# INSTRUCTIONS FOR THE TASK
In the listing below, locate the lines bearing the word "Statistics". Copy every one of them.
╭─ SUPPLIED RECORDS
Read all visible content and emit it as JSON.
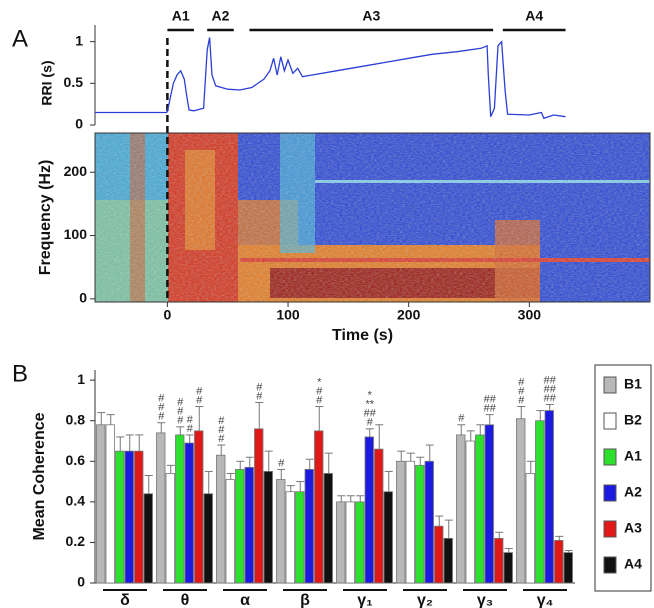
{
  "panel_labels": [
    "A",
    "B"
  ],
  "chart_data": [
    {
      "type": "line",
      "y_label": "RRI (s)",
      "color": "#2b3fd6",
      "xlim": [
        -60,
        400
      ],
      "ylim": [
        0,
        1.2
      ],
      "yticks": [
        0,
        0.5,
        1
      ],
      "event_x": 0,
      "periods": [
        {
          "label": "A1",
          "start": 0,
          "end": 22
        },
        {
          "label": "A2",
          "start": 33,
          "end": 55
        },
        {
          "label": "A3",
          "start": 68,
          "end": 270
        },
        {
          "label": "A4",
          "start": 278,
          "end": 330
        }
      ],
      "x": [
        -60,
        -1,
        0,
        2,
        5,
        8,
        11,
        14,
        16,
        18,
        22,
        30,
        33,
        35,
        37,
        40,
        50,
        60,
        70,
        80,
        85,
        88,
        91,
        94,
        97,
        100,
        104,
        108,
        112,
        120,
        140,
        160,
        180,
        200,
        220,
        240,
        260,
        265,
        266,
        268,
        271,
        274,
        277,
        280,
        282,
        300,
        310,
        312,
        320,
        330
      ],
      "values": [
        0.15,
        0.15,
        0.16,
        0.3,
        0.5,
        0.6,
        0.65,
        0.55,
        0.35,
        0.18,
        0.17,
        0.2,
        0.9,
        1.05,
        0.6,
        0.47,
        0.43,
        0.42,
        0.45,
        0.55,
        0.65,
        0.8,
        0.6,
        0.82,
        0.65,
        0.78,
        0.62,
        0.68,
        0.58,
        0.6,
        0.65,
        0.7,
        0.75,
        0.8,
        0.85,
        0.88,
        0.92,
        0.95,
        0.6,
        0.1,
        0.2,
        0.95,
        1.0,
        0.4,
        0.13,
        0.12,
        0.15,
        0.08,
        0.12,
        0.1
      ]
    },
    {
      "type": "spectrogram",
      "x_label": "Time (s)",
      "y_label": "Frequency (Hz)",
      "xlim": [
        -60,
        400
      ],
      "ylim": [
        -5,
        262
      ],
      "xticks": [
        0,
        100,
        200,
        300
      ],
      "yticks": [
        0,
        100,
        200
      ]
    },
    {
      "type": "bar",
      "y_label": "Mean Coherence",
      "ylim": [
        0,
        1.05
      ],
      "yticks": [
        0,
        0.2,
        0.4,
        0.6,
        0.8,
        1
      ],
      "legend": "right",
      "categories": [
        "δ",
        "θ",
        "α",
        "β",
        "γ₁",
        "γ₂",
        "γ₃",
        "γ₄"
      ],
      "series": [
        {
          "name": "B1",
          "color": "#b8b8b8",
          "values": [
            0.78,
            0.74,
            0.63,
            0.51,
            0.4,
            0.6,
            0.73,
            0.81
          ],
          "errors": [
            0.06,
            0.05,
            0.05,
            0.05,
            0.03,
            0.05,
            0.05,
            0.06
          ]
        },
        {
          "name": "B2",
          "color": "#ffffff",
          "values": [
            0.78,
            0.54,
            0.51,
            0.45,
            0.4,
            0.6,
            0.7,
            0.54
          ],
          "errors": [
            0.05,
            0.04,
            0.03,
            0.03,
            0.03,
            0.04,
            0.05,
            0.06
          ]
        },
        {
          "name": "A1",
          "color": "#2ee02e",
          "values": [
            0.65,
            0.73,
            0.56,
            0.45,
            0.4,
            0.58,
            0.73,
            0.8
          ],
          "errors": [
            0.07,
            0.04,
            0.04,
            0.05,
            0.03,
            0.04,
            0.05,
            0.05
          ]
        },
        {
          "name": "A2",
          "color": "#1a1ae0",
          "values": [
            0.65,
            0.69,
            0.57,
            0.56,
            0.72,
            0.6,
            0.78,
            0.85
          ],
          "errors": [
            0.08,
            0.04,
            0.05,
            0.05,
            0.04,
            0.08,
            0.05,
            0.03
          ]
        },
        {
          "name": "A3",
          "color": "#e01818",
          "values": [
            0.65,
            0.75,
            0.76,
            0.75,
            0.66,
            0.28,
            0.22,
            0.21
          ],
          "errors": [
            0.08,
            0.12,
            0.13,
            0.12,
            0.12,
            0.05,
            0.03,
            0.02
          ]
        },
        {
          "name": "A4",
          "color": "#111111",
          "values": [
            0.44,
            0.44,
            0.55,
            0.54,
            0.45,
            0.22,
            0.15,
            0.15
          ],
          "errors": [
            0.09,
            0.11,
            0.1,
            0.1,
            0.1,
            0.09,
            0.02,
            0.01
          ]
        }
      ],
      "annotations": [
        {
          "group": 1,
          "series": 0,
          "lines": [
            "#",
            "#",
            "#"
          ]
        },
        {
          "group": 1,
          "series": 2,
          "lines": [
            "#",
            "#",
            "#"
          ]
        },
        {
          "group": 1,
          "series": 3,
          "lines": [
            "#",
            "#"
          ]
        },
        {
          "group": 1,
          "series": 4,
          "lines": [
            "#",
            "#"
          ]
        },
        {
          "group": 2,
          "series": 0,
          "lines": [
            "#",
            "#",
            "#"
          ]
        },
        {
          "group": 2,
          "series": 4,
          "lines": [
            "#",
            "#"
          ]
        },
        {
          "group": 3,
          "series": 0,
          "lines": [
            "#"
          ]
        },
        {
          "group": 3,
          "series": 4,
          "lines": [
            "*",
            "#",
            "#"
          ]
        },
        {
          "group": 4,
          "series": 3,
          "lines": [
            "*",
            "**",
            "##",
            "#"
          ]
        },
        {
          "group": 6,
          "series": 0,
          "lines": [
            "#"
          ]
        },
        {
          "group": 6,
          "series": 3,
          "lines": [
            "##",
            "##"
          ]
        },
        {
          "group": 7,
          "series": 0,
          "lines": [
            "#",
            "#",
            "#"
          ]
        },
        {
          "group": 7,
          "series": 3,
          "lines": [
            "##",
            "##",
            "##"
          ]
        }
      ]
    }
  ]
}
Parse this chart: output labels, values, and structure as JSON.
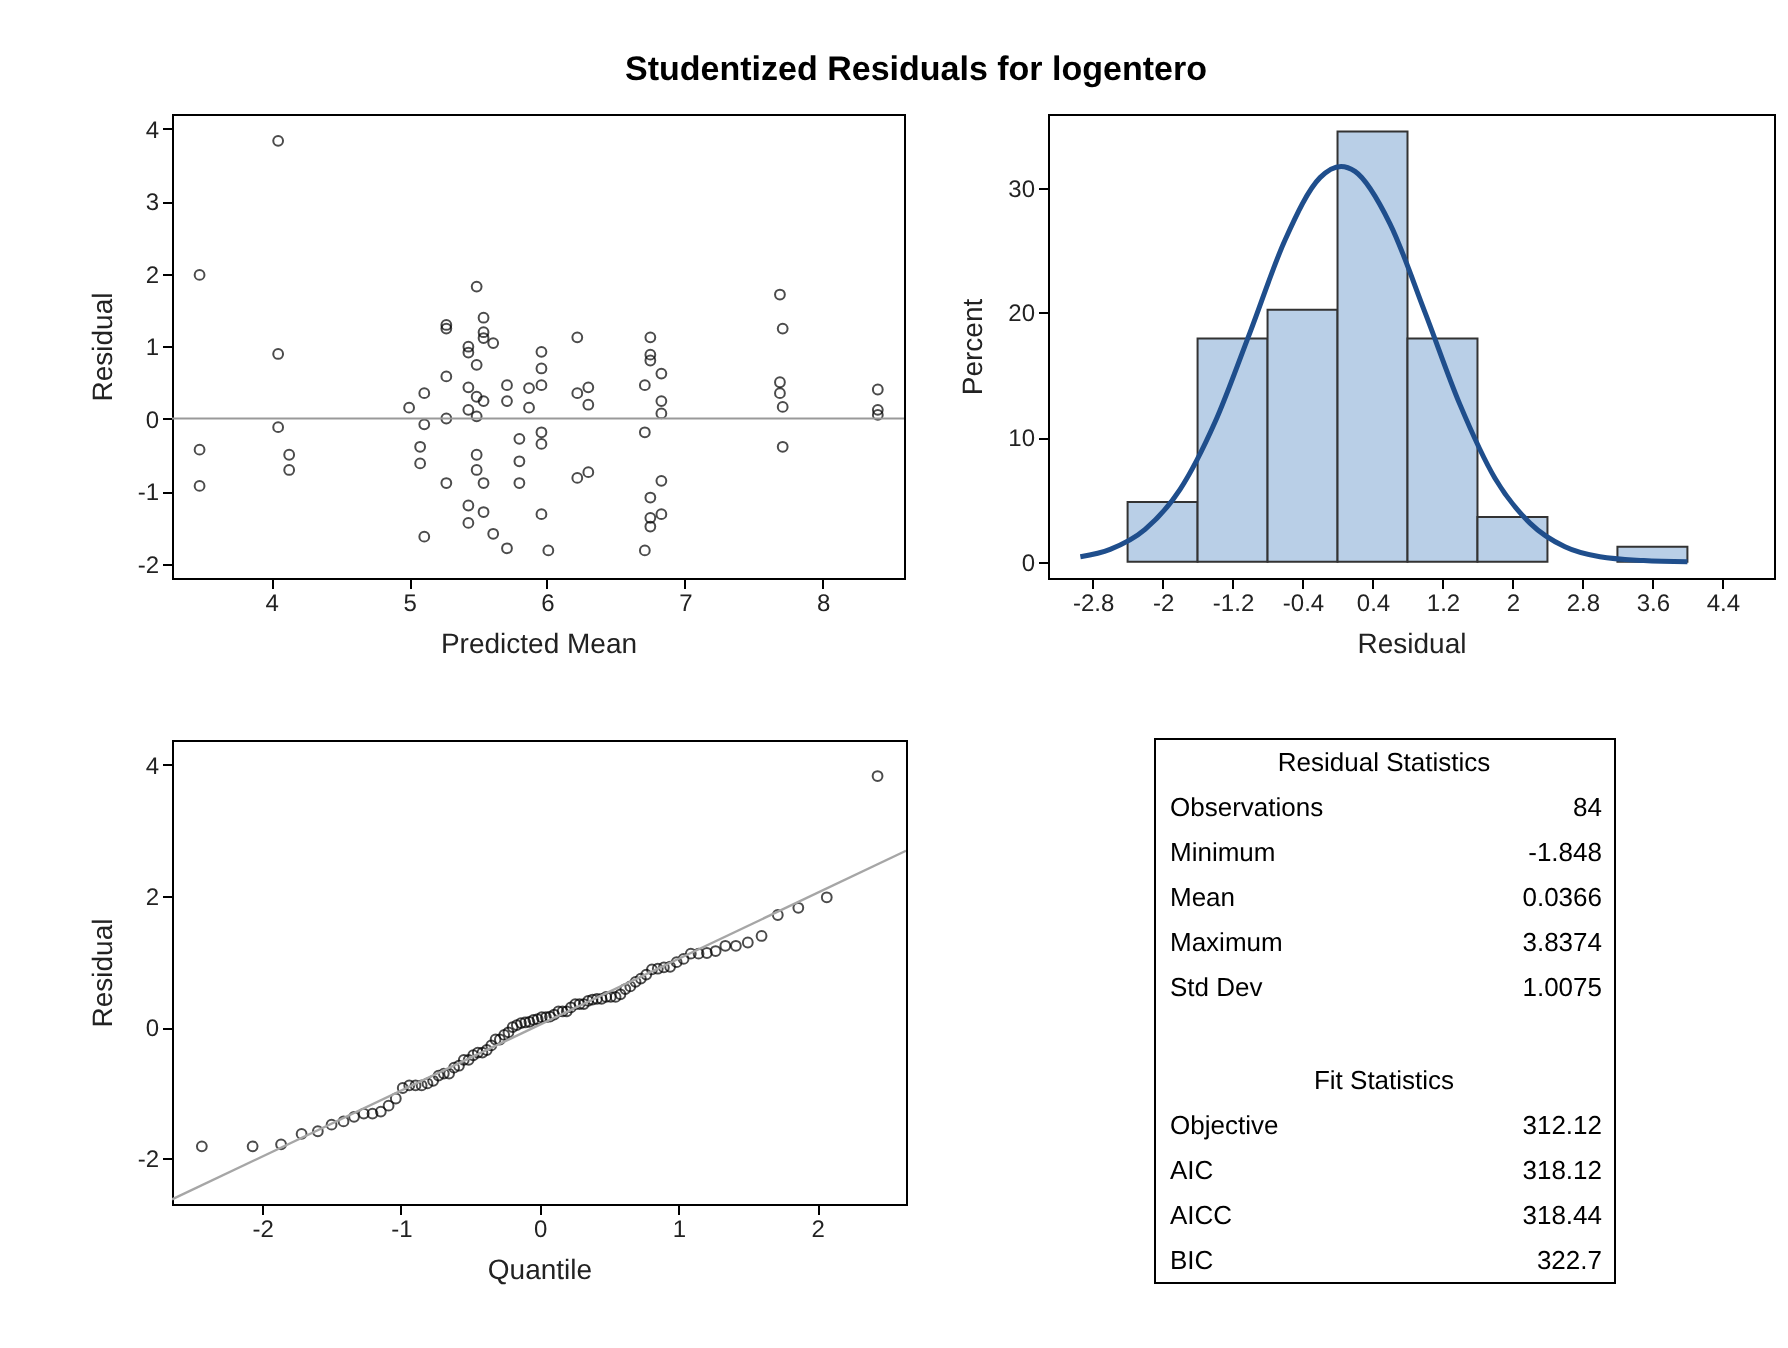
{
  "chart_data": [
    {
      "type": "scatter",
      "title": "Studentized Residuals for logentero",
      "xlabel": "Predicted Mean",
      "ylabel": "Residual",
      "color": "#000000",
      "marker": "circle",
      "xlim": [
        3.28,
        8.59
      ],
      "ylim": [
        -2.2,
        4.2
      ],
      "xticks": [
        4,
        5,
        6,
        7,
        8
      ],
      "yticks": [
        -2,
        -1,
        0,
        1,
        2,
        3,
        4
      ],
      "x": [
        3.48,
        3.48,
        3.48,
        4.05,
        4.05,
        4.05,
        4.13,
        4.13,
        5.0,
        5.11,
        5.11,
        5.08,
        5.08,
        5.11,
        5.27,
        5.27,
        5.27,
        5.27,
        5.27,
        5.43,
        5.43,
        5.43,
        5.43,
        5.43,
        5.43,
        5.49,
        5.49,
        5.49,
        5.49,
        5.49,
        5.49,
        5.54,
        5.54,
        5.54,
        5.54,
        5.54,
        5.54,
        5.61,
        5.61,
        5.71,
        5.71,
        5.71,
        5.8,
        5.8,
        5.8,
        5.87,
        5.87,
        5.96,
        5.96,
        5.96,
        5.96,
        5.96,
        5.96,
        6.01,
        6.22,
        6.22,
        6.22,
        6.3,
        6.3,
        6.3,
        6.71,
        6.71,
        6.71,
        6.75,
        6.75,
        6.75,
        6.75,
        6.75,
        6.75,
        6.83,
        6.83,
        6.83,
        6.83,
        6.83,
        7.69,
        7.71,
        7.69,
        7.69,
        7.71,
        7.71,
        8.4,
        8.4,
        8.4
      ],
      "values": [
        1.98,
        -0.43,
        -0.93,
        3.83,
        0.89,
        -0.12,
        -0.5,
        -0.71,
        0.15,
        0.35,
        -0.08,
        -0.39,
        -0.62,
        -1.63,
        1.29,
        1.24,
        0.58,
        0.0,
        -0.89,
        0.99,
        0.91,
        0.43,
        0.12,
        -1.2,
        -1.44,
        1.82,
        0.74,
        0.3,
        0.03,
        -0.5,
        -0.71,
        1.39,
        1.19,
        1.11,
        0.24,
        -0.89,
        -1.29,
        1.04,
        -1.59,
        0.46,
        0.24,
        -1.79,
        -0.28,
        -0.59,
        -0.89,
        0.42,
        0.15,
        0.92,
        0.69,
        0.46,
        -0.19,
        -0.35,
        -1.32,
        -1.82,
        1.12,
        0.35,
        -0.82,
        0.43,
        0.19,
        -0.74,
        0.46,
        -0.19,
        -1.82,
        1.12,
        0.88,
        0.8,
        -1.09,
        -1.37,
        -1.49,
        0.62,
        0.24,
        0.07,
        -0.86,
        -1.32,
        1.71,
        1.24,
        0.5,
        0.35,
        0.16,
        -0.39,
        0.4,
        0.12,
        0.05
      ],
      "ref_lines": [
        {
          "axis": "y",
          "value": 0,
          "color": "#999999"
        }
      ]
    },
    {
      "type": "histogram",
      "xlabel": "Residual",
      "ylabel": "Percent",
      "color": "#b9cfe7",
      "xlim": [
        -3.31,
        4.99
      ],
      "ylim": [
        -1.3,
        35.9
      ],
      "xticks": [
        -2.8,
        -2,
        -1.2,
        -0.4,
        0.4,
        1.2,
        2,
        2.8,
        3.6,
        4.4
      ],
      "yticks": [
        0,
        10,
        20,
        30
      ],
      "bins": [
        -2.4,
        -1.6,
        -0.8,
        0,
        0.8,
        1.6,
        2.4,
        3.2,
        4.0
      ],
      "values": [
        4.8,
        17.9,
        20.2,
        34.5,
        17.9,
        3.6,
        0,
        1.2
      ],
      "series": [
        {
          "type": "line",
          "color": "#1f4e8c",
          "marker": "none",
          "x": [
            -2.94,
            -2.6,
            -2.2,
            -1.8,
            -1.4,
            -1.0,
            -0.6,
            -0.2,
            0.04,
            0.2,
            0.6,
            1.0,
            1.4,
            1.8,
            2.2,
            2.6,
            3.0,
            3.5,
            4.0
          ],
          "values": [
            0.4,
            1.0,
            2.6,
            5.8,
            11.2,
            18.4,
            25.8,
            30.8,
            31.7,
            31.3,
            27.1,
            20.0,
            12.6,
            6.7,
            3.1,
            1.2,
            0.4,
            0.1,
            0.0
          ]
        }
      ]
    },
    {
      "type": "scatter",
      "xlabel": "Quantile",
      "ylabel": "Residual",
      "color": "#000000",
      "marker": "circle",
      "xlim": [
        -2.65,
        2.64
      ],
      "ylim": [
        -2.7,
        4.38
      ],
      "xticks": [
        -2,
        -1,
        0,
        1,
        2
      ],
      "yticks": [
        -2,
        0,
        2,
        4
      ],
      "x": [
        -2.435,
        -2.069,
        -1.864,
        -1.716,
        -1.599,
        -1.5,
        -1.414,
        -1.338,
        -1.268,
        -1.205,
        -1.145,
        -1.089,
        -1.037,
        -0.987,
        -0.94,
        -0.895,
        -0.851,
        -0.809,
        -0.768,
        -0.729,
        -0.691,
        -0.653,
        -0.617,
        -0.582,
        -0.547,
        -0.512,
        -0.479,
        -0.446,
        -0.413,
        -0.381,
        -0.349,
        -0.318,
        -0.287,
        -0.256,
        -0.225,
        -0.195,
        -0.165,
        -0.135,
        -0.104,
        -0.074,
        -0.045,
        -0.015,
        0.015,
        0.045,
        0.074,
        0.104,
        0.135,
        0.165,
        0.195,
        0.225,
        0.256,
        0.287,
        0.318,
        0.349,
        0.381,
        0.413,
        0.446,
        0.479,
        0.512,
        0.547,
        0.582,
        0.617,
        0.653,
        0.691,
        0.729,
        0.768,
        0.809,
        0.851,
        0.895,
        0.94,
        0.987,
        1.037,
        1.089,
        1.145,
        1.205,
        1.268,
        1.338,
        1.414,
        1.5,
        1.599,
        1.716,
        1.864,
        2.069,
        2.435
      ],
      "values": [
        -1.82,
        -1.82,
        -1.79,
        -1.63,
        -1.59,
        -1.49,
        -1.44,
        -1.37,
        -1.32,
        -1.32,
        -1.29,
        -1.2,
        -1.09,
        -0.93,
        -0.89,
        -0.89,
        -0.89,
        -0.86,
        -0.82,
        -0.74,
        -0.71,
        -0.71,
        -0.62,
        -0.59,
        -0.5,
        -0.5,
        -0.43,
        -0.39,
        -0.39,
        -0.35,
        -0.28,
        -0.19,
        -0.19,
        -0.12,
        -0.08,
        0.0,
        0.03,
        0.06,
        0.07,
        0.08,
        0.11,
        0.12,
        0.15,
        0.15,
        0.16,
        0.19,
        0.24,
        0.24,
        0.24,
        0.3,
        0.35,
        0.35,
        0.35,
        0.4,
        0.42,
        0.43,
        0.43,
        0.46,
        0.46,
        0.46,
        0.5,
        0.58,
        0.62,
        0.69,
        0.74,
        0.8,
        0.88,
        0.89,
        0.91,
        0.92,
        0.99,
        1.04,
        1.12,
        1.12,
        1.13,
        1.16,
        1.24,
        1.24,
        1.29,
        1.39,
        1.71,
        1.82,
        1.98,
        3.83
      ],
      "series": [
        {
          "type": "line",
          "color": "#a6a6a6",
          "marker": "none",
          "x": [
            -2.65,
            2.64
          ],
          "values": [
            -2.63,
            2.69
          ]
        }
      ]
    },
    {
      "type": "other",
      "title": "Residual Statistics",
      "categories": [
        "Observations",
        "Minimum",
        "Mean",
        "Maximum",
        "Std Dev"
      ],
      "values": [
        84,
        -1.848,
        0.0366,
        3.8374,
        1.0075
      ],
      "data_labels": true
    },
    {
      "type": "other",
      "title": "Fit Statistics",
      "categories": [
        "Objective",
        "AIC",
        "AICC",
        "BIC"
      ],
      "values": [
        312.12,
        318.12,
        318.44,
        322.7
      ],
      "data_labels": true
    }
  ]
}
╰─
# SOLUTION FOR THIS EXERCISE
      "title": "Residual Statistics",
      "title": "Fit Statistics",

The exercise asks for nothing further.